### What is required
Read the listing and extract each line that includes the word "MPG系列热缩母排套管".

### Exercise inputs

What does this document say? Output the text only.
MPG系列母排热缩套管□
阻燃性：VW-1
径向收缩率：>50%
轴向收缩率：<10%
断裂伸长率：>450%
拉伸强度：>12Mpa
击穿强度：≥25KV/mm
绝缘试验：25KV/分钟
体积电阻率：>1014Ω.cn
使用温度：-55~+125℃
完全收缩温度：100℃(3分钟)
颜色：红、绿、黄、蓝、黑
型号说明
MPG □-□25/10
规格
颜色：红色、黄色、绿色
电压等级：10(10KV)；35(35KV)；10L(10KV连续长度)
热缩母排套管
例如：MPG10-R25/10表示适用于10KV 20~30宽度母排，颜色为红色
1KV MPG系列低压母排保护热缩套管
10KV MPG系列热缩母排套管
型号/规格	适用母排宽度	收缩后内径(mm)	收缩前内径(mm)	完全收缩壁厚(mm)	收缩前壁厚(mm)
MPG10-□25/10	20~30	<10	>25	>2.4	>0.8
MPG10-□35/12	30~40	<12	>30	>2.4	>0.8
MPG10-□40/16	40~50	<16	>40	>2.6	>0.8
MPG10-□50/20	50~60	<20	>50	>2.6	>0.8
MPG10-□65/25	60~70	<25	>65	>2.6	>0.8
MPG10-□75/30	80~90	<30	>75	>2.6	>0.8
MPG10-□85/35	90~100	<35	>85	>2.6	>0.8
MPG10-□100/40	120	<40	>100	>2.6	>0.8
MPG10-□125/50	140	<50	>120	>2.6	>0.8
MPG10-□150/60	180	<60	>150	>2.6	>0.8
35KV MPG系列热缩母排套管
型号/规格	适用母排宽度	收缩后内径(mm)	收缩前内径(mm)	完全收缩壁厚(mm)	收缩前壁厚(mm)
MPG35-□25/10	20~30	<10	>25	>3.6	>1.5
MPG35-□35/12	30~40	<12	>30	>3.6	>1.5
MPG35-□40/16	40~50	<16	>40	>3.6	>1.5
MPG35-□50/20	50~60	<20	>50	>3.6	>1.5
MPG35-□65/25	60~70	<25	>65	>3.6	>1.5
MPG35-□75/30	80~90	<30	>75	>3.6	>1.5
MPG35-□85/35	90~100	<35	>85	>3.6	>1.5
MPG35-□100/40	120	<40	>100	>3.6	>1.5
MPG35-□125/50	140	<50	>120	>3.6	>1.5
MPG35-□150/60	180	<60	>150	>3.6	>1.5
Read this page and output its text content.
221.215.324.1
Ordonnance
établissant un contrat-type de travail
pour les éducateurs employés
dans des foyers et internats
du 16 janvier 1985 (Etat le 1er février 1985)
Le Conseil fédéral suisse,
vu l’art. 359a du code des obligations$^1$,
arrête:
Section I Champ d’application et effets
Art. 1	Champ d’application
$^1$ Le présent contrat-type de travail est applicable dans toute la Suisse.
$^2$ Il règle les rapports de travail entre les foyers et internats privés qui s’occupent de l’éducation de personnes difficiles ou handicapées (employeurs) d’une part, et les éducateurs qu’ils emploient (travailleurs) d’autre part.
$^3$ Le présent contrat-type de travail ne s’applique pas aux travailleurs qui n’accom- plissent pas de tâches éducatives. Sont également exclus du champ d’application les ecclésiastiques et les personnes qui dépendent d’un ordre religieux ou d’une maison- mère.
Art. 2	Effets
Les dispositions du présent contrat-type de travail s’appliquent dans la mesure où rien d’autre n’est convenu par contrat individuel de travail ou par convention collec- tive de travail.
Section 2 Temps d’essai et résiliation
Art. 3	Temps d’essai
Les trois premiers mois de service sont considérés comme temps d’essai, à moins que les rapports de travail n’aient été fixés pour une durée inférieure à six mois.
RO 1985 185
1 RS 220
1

### Written response
10KV MPG系列热缩母排套管
35KV MPG系列热缩母排套管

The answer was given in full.